[Figure record extracts]
+ + + + + + +

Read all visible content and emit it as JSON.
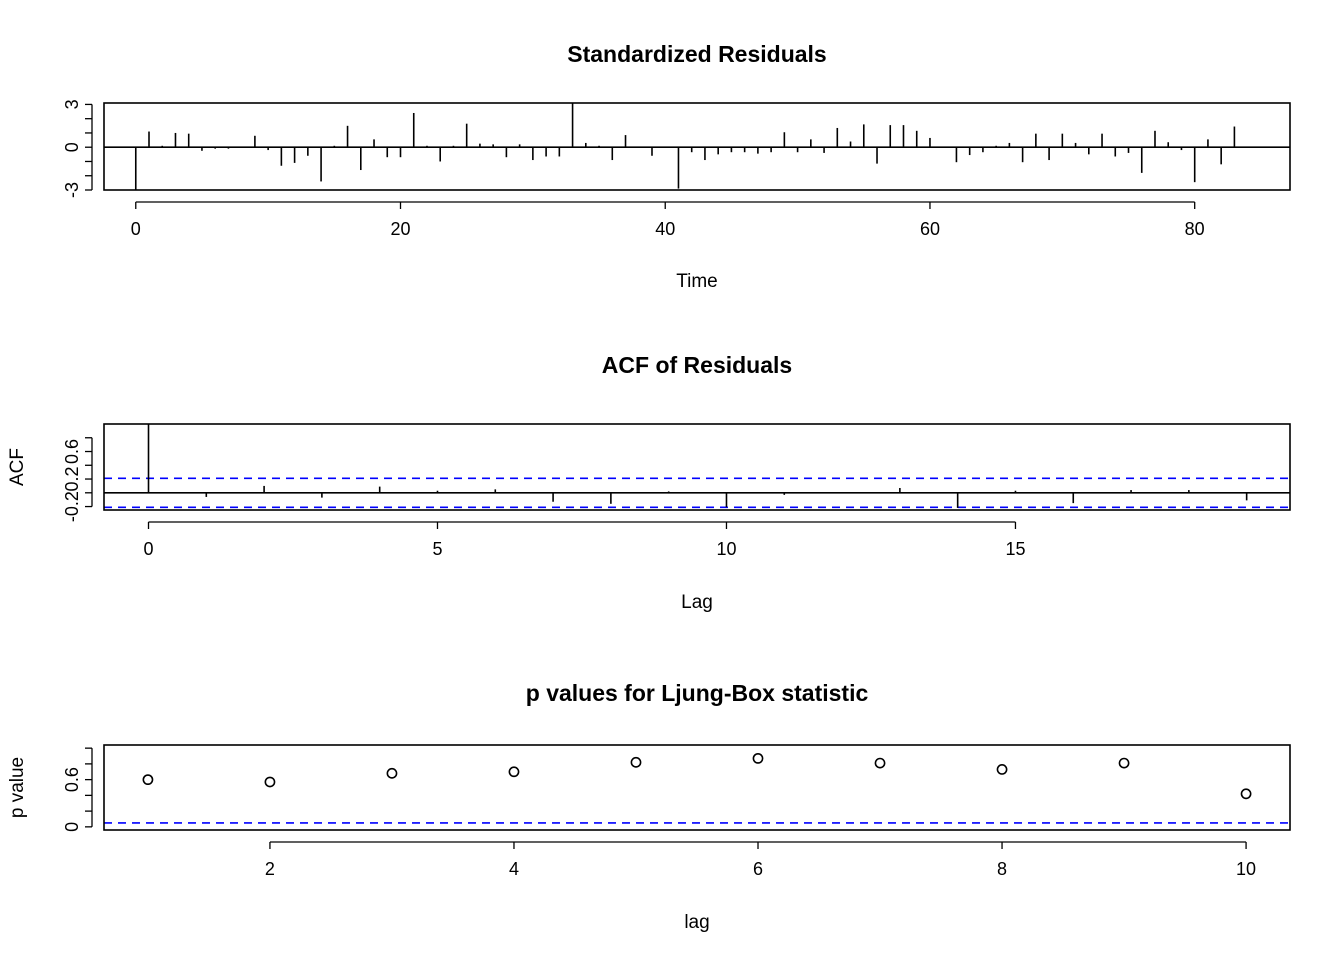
{
  "chart_data": [
    {
      "type": "bar",
      "title": "Standardized Residuals",
      "xlabel": "Time",
      "ylabel": "",
      "xlim": [
        -2.4,
        87.2
      ],
      "ylim": [
        -3.0,
        3.1
      ],
      "xticks": [
        0,
        20,
        40,
        60,
        80
      ],
      "yticks": [
        -3,
        0,
        3
      ],
      "yticks_minor": [
        -2,
        -1,
        1,
        2
      ],
      "reference_line": 0,
      "x": [
        0,
        1,
        2,
        3,
        4,
        5,
        6,
        7,
        8,
        9,
        10,
        11,
        12,
        13,
        14,
        15,
        16,
        17,
        18,
        19,
        20,
        21,
        22,
        23,
        24,
        25,
        26,
        27,
        28,
        29,
        30,
        31,
        32,
        33,
        34,
        35,
        36,
        37,
        38,
        39,
        40,
        41,
        42,
        43,
        44,
        45,
        46,
        47,
        48,
        49,
        50,
        51,
        52,
        53,
        54,
        55,
        56,
        57,
        58,
        59,
        60,
        61,
        62,
        63,
        64,
        65,
        66,
        67,
        68,
        69,
        70,
        71,
        72,
        73,
        74,
        75,
        76,
        77,
        78,
        79,
        80,
        81,
        82,
        83,
        84
      ],
      "values": [
        -3.0,
        1.1,
        0.1,
        1.0,
        0.95,
        -0.25,
        -0.1,
        -0.1,
        0.0,
        0.8,
        -0.2,
        -1.3,
        -1.1,
        -0.6,
        -2.4,
        0.1,
        1.5,
        -1.6,
        0.55,
        -0.7,
        -0.7,
        2.4,
        0.1,
        -1.0,
        0.1,
        1.65,
        0.25,
        0.2,
        -0.7,
        0.2,
        -0.9,
        -0.65,
        -0.65,
        3.1,
        0.3,
        0.1,
        -0.9,
        0.85,
        0.0,
        -0.6,
        0.05,
        -2.9,
        -0.35,
        -0.9,
        -0.5,
        -0.35,
        -0.35,
        -0.45,
        -0.35,
        1.05,
        -0.35,
        0.55,
        -0.4,
        1.35,
        0.4,
        1.6,
        -1.15,
        1.55,
        1.55,
        1.15,
        0.65,
        0.0,
        -1.05,
        -0.55,
        -0.35,
        0.1,
        0.3,
        -1.05,
        0.95,
        -0.9,
        0.95,
        0.3,
        -0.5,
        0.95,
        -0.65,
        -0.4,
        -1.8,
        1.15,
        0.35,
        -0.2,
        -2.45,
        0.55,
        -1.2,
        1.45,
        0.05
      ]
    },
    {
      "type": "bar",
      "title": "ACF of Residuals",
      "xlabel": "Lag",
      "ylabel": "ACF",
      "xlim": [
        -0.77,
        19.75
      ],
      "ylim": [
        -0.25,
        1.0
      ],
      "xticks": [
        0,
        5,
        10,
        15
      ],
      "yticks": [
        -0.2,
        0.2,
        0.6
      ],
      "yticks_minor": [
        0.0,
        0.4,
        0.8
      ],
      "reference_line": 0,
      "confidence_bounds": [
        0.2108,
        -0.2108
      ],
      "x": [
        0,
        1,
        2,
        3,
        4,
        5,
        6,
        7,
        8,
        9,
        10,
        11,
        12,
        13,
        14,
        15,
        16,
        17,
        18,
        19
      ],
      "values": [
        1.0,
        -0.06,
        0.1,
        -0.07,
        0.09,
        0.03,
        0.05,
        -0.13,
        -0.16,
        0.02,
        -0.21,
        -0.03,
        0.01,
        0.07,
        -0.22,
        0.03,
        -0.15,
        0.04,
        0.04,
        -0.11
      ]
    },
    {
      "type": "scatter",
      "title": "p values for Ljung-Box statistic",
      "xlabel": "lag",
      "ylabel": "p value",
      "xlim": [
        0.64,
        10.36
      ],
      "ylim": [
        -0.04,
        1.04
      ],
      "xticks": [
        2,
        4,
        6,
        8,
        10
      ],
      "yticks": [
        0.0,
        0.6
      ],
      "yticks_minor": [
        0.2,
        0.4,
        0.8,
        1.0
      ],
      "reference_line": 0.05,
      "x": [
        1,
        2,
        3,
        4,
        5,
        6,
        7,
        8,
        9,
        10
      ],
      "values": [
        0.6,
        0.57,
        0.68,
        0.7,
        0.82,
        0.87,
        0.81,
        0.73,
        0.81,
        0.42
      ]
    }
  ]
}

+ + + + + + +

YOUR OBJECTIVE: Exclude the pictures and repeat every other part of the records word for word.

WRITTEN SOLUTION:
Read all visible content and emit it as JSON.
{
  "chart_data": [
    {
      "type": "bar",
      "title": "Standardized Residuals",
      "xlabel": "Time",
      "ylabel": "",
      "xlim": [
        -2.4,
        87.2
      ],
      "ylim": [
        -3.0,
        3.1
      ],
      "xticks": [
        0,
        20,
        40,
        60,
        80
      ],
      "yticks": [
        -3,
        0,
        3
      ],
      "yticks_minor": [
        -2,
        -1,
        1,
        2
      ],
      "reference_line": 0,
      "x": [
        0,
        1,
        2,
        3,
        4,
        5,
        6,
        7,
        8,
        9,
        10,
        11,
        12,
        13,
        14,
        15,
        16,
        17,
        18,
        19,
        20,
        21,
        22,
        23,
        24,
        25,
        26,
        27,
        28,
        29,
        30,
        31,
        32,
        33,
        34,
        35,
        36,
        37,
        38,
        39,
        40,
        41,
        42,
        43,
        44,
        45,
        46,
        47,
        48,
        49,
        50,
        51,
        52,
        53,
        54,
        55,
        56,
        57,
        58,
        59,
        60,
        61,
        62,
        63,
        64,
        65,
        66,
        67,
        68,
        69,
        70,
        71,
        72,
        73,
        74,
        75,
        76,
        77,
        78,
        79,
        80,
        81,
        82,
        83,
        84
      ],
      "values": [
        -3.0,
        1.1,
        0.1,
        1.0,
        0.95,
        -0.25,
        -0.1,
        -0.1,
        0.0,
        0.8,
        -0.2,
        -1.3,
        -1.1,
        -0.6,
        -2.4,
        0.1,
        1.5,
        -1.6,
        0.55,
        -0.7,
        -0.7,
        2.4,
        0.1,
        -1.0,
        0.1,
        1.65,
        0.25,
        0.2,
        -0.7,
        0.2,
        -0.9,
        -0.65,
        -0.65,
        3.1,
        0.3,
        0.1,
        -0.9,
        0.85,
        0.0,
        -0.6,
        0.05,
        -2.9,
        -0.35,
        -0.9,
        -0.5,
        -0.35,
        -0.35,
        -0.45,
        -0.35,
        1.05,
        -0.35,
        0.55,
        -0.4,
        1.35,
        0.4,
        1.6,
        -1.15,
        1.55,
        1.55,
        1.15,
        0.65,
        0.0,
        -1.05,
        -0.55,
        -0.35,
        0.1,
        0.3,
        -1.05,
        0.95,
        -0.9,
        0.95,
        0.3,
        -0.5,
        0.95,
        -0.65,
        -0.4,
        -1.8,
        1.15,
        0.35,
        -0.2,
        -2.45,
        0.55,
        -1.2,
        1.45,
        0.05
      ]
    },
    {
      "type": "bar",
      "title": "ACF of Residuals",
      "xlabel": "Lag",
      "ylabel": "ACF",
      "xlim": [
        -0.77,
        19.75
      ],
      "ylim": [
        -0.25,
        1.0
      ],
      "xticks": [
        0,
        5,
        10,
        15
      ],
      "yticks": [
        -0.2,
        0.2,
        0.6
      ],
      "yticks_minor": [
        0.0,
        0.4,
        0.8
      ],
      "reference_line": 0,
      "confidence_bounds": [
        0.2108,
        -0.2108
      ],
      "x": [
        0,
        1,
        2,
        3,
        4,
        5,
        6,
        7,
        8,
        9,
        10,
        11,
        12,
        13,
        14,
        15,
        16,
        17,
        18,
        19
      ],
      "values": [
        1.0,
        -0.06,
        0.1,
        -0.07,
        0.09,
        0.03,
        0.05,
        -0.13,
        -0.16,
        0.02,
        -0.21,
        -0.03,
        0.01,
        0.07,
        -0.22,
        0.03,
        -0.15,
        0.04,
        0.04,
        -0.11
      ]
    },
    {
      "type": "scatter",
      "title": "p values for Ljung-Box statistic",
      "xlabel": "lag",
      "ylabel": "p value",
      "xlim": [
        0.64,
        10.36
      ],
      "ylim": [
        -0.04,
        1.04
      ],
      "xticks": [
        2,
        4,
        6,
        8,
        10
      ],
      "yticks": [
        0.0,
        0.6
      ],
      "yticks_minor": [
        0.2,
        0.4,
        0.8,
        1.0
      ],
      "reference_line": 0.05,
      "x": [
        1,
        2,
        3,
        4,
        5,
        6,
        7,
        8,
        9,
        10
      ],
      "values": [
        0.6,
        0.57,
        0.68,
        0.7,
        0.82,
        0.87,
        0.81,
        0.73,
        0.81,
        0.42
      ]
    }
  ]
}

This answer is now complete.